+++ ROWS +++

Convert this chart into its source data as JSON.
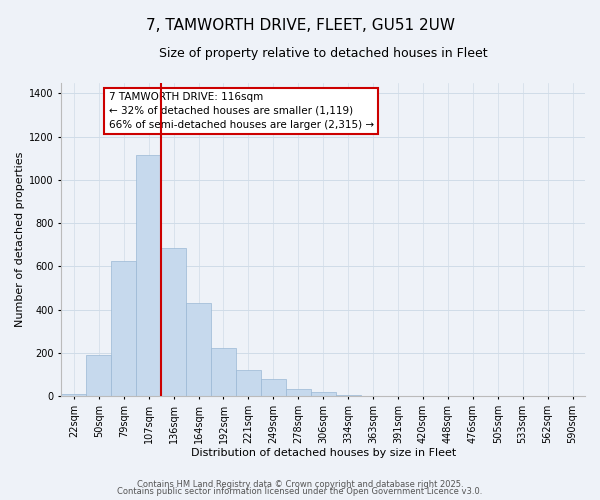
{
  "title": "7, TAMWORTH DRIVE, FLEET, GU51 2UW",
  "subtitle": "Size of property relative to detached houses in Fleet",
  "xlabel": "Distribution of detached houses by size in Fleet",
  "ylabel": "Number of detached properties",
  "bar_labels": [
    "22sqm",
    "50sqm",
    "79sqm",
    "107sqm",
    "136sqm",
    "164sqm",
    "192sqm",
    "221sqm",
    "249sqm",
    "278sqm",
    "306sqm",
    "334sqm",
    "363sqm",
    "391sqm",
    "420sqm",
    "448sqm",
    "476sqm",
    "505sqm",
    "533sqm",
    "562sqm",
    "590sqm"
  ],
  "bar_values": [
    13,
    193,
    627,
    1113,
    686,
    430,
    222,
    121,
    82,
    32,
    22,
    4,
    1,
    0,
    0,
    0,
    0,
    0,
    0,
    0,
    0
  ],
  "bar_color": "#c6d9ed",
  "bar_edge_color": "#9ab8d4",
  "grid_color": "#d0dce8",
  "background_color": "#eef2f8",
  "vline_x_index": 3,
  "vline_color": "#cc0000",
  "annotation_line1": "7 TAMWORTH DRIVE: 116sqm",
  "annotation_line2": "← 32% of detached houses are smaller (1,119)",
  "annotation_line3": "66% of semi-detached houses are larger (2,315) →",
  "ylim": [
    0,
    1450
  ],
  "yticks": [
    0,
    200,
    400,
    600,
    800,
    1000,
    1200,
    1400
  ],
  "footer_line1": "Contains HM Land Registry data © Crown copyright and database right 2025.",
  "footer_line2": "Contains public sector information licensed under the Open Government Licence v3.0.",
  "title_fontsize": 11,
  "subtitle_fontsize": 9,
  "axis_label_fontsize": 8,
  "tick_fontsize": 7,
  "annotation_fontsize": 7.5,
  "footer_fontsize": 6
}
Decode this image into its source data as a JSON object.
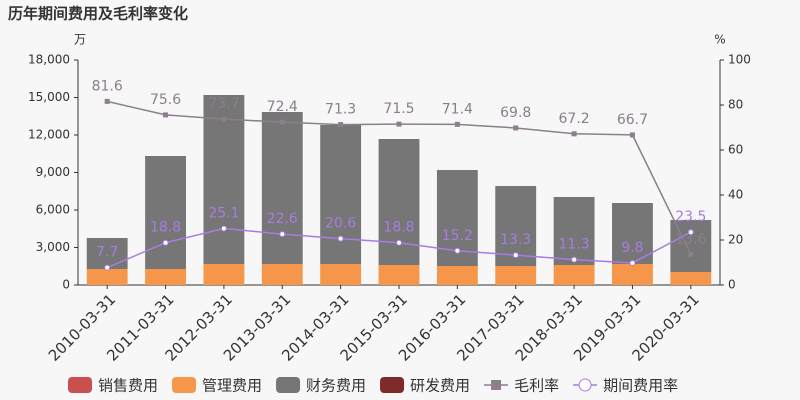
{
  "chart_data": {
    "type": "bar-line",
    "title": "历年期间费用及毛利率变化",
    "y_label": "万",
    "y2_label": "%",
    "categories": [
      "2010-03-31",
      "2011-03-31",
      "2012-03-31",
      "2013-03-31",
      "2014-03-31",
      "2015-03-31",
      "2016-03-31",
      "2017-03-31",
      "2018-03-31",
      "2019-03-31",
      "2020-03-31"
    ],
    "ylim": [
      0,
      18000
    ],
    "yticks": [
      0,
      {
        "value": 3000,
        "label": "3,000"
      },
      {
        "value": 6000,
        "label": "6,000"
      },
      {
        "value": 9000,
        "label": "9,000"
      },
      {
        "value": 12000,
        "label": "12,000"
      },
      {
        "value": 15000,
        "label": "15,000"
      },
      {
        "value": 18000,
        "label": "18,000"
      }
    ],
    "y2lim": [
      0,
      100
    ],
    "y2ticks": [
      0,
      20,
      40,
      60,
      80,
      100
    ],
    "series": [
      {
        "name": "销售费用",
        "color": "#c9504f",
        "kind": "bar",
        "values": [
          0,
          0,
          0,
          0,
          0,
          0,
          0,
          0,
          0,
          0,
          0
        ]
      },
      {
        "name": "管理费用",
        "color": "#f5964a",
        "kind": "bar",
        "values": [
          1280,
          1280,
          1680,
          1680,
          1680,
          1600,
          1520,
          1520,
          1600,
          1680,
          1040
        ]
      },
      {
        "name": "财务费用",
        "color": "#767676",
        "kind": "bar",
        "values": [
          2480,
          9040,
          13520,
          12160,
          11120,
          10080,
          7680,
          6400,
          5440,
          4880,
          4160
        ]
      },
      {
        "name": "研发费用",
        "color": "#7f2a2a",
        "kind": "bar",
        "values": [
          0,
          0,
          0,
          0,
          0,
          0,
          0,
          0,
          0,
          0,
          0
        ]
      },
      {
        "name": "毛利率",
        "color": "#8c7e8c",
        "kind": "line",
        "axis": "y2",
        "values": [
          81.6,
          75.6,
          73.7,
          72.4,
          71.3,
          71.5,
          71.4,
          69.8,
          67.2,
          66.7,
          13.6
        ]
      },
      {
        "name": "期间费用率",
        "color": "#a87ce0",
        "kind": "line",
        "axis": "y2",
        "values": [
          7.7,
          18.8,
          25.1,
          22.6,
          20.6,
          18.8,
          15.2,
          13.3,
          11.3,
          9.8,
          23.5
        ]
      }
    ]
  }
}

+++

** TASK INSTRUCTIONS **
Where a line of the material above holds the string "houses", copy that line.

** FULL OUTPUT **
  "subtitle": "Size of property relative to detached houses in Fleet",
  "xlabel": "Distribution of detached houses by size in Fleet",
  "annotation_line2": "← 32% of detached houses are smaller (1,119)",
  "annotation_line3": "66% of semi-detached houses are larger (2,315) →",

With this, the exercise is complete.